--- PROVIDED INFORMATION ---

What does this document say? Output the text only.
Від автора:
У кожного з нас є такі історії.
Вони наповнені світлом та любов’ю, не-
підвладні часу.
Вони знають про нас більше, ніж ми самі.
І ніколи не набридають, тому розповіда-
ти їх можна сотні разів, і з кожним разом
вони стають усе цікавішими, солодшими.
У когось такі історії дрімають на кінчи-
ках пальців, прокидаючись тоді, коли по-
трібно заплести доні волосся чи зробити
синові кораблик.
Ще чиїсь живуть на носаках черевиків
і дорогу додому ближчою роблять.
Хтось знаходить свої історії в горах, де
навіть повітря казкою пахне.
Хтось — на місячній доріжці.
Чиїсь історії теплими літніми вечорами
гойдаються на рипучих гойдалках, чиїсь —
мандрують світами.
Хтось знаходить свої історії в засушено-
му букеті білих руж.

---

§ TASK BRIEF
Go back to the listing above and please repeat it exactly.

§ TASK RESPONSE
What does this document say? Output the text only.
Від автора:
У кожного з нас є такі історії.
Вони наповнені світлом та любов’ю, не-
підвладні часу.
Вони знають про нас більше, ніж ми самі.
І ніколи не набридають, тому розповіда-
ти їх можна сотні разів, і з кожним разом
вони стають усе цікавішими, солодшими.
У когось такі історії дрімають на кінчи-
ках пальців, прокидаючись тоді, коли по-
трібно заплести доні волосся чи зробити
синові кораблик.
Ще чиїсь живуть на носаках черевиків
і дорогу додому ближчою роблять.
Хтось знаходить свої історії в горах, де
навіть повітря казкою пахне.
Хтось — на місячній доріжці.
Чиїсь історії теплими літніми вечорами
гойдаються на рипучих гойдалках, чиїсь —
мандрують світами.
Хтось знаходить свої історії в засушено-
му букеті білих руж.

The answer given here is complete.